***** Dataset excerpts *****

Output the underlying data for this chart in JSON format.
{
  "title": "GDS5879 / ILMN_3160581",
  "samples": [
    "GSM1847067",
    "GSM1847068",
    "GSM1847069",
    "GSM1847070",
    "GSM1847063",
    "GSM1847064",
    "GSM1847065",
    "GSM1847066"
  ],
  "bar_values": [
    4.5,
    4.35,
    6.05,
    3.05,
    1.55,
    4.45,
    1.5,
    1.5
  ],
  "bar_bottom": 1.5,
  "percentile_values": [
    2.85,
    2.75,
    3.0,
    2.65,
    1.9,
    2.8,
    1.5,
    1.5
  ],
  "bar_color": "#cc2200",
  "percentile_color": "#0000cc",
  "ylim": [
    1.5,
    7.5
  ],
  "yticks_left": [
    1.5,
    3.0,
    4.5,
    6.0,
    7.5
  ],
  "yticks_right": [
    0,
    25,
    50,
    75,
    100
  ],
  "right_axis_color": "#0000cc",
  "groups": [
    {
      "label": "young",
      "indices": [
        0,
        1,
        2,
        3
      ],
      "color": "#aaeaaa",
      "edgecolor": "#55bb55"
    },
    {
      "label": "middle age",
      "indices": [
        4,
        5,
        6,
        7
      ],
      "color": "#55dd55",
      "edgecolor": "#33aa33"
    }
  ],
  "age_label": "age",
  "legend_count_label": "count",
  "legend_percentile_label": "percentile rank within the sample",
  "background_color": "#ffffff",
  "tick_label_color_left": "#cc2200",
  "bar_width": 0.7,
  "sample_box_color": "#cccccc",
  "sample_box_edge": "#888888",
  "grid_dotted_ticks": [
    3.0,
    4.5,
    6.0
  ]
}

*****

● **Task description**: Locate and copy each line in the data above that includes the word "edgecolor".

● **Answer in full**:
      "edgecolor": "#55bb55"
      "edgecolor": "#33aa33"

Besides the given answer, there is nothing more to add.